**Given information:**
■ ■ ■ ■
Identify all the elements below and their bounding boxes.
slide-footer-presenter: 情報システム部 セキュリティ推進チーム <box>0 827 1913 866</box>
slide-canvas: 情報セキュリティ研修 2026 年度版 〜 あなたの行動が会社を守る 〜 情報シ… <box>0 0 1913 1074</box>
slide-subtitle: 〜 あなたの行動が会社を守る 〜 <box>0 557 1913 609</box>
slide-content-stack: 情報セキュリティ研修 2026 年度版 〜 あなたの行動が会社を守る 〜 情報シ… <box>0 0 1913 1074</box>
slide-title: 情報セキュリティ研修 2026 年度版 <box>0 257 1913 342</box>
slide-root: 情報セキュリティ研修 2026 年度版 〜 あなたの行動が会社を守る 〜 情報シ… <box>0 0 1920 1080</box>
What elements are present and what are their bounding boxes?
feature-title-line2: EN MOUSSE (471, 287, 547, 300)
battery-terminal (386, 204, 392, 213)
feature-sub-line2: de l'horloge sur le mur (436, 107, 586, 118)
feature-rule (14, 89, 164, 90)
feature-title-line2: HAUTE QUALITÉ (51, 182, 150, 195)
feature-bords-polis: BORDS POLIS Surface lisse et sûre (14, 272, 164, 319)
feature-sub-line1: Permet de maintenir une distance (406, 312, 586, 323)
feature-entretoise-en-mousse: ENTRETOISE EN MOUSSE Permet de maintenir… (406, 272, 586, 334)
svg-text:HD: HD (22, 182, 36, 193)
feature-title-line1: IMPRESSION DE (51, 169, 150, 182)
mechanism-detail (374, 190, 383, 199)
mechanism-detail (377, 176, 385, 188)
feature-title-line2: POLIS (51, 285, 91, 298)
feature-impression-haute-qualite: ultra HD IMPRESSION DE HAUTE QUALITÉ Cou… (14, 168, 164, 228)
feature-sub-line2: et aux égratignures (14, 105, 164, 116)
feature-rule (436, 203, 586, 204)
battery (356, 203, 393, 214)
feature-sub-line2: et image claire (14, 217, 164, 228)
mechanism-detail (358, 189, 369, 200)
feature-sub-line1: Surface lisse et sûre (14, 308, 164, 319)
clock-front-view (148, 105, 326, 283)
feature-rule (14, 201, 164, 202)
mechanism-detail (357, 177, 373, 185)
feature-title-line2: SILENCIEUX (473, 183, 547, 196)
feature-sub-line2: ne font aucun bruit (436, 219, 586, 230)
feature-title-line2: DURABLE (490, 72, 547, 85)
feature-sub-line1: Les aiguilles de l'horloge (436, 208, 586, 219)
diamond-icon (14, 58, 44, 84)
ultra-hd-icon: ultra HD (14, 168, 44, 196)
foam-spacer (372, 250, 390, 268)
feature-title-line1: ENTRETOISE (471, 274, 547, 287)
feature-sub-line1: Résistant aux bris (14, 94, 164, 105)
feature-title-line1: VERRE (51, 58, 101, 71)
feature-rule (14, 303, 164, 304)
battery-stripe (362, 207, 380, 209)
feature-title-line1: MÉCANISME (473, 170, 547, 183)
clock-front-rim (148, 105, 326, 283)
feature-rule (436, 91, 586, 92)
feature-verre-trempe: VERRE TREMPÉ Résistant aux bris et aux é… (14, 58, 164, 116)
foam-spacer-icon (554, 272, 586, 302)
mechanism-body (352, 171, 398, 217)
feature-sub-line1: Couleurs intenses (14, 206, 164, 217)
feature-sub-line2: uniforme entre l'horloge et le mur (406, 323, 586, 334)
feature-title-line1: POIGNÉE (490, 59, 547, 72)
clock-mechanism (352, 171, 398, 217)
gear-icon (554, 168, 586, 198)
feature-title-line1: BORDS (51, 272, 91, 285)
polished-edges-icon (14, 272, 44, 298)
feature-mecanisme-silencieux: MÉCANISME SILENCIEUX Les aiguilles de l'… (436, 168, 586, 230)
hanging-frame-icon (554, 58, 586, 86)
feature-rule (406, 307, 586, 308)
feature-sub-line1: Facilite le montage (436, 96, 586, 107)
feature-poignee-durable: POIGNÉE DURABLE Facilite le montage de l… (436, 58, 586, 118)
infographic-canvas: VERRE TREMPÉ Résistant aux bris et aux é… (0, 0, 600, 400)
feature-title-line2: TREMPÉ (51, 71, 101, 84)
■ ■ ■ ■
**Short exercise:** Copy the listing above word for word, from its first line through the line containing "feature-title-line1: MÉCANISME (473, 170, 547, 183)", with both of those lines included.

**Result for this exercise:**
Identify all the elements below and their bounding boxes.
slide-footer-presenter: 情報システム部 セキュリティ推進チーム <box>0 827 1913 866</box>
slide-canvas: 情報セキュリティ研修 2026 年度版 〜 あなたの行動が会社を守る 〜 情報シ… <box>0 0 1913 1074</box>
slide-subtitle: 〜 あなたの行動が会社を守る 〜 <box>0 557 1913 609</box>
slide-content-stack: 情報セキュリティ研修 2026 年度版 〜 あなたの行動が会社を守る 〜 情報シ… <box>0 0 1913 1074</box>
slide-title: 情報セキュリティ研修 2026 年度版 <box>0 257 1913 342</box>
slide-root: 情報セキュリティ研修 2026 年度版 〜 あなたの行動が会社を守る 〜 情報シ… <box>0 0 1920 1080</box>
What elements are present and what are their bounding boxes?
feature-title-line2: EN MOUSSE (471, 287, 547, 300)
battery-terminal (386, 204, 392, 213)
feature-sub-line2: de l'horloge sur le mur (436, 107, 586, 118)
feature-rule (14, 89, 164, 90)
feature-title-line2: HAUTE QUALITÉ (51, 182, 150, 195)
feature-bords-polis: BORDS POLIS Surface lisse et sûre (14, 272, 164, 319)
feature-sub-line1: Permet de maintenir une distance (406, 312, 586, 323)
feature-entretoise-en-mousse: ENTRETOISE EN MOUSSE Permet de maintenir… (406, 272, 586, 334)
svg-text:HD: HD (22, 182, 36, 193)
feature-title-line1: IMPRESSION DE (51, 169, 150, 182)
mechanism-detail (374, 190, 383, 199)
mechanism-detail (377, 176, 385, 188)
feature-title-line2: POLIS (51, 285, 91, 298)
feature-impression-haute-qualite: ultra HD IMPRESSION DE HAUTE QUALITÉ Cou… (14, 168, 164, 228)
feature-sub-line2: et aux égratignures (14, 105, 164, 116)
feature-rule (436, 203, 586, 204)
battery (356, 203, 393, 214)
feature-sub-line2: et image claire (14, 217, 164, 228)
mechanism-detail (358, 189, 369, 200)
feature-sub-line1: Surface lisse et sûre (14, 308, 164, 319)
clock-front-view (148, 105, 326, 283)
feature-rule (14, 201, 164, 202)
mechanism-detail (357, 177, 373, 185)
feature-title-line2: SILENCIEUX (473, 183, 547, 196)
feature-sub-line2: ne font aucun bruit (436, 219, 586, 230)
feature-title-line2: DURABLE (490, 72, 547, 85)
feature-sub-line1: Les aiguilles de l'horloge (436, 208, 586, 219)
diamond-icon (14, 58, 44, 84)
ultra-hd-icon: ultra HD (14, 168, 44, 196)
foam-spacer (372, 250, 390, 268)
feature-title-line1: ENTRETOISE (471, 274, 547, 287)
feature-sub-line1: Résistant aux bris (14, 94, 164, 105)
feature-title-line1: VERRE (51, 58, 101, 71)
feature-rule (14, 303, 164, 304)
battery-stripe (362, 207, 380, 209)
feature-title-line1: MÉCANISME (473, 170, 547, 183)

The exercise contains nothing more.